### PROBLEM REQUIREMENTS
Check each line below for the word "nouvelle", and copy those that have it.

### PROVIDED ENTRIES
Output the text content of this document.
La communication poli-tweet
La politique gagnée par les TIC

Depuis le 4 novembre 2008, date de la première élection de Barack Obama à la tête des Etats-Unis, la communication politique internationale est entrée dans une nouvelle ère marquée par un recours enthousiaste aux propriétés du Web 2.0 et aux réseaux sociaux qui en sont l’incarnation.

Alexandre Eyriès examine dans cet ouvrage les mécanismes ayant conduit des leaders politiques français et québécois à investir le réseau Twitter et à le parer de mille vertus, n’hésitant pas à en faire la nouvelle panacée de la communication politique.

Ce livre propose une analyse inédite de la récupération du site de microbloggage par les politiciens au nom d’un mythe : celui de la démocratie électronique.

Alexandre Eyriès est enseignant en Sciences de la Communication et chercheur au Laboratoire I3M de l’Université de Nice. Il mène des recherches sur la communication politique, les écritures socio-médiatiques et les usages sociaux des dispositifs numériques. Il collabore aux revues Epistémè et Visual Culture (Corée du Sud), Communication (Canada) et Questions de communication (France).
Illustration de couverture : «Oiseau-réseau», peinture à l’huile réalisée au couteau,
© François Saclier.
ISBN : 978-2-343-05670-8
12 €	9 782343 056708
---
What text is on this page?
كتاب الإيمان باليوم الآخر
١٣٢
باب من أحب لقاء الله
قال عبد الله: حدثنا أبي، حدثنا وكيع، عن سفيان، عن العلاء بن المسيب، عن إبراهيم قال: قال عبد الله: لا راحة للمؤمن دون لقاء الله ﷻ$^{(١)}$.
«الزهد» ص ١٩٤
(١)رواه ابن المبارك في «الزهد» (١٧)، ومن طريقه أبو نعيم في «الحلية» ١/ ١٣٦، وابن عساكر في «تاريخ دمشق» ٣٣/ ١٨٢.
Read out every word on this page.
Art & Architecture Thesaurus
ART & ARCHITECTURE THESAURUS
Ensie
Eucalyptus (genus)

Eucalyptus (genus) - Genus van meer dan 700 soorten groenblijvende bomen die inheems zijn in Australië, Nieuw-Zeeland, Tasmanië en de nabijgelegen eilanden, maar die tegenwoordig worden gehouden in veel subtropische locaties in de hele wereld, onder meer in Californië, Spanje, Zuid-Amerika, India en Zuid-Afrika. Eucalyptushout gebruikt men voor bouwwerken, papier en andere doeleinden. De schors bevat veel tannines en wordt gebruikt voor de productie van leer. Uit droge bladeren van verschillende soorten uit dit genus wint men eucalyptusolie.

### RIGHT ANSWER
Depuis le 4 novembre 2008, date de la première élection de Barack Obama à la tête des Etats-Unis, la communication politique internationale est entrée dans une nouvelle ère marquée par un recours enthousiaste aux propriétés du Web 2.0 et aux réseaux sociaux qui en sont l’incarnation.
Alexandre Eyriès examine dans cet ouvrage les mécanismes ayant conduit des leaders politiques français et québécois à investir le réseau Twitter et à le parer de mille vertus, n’hésitant pas à en faire la nouvelle panacée de la communication politique.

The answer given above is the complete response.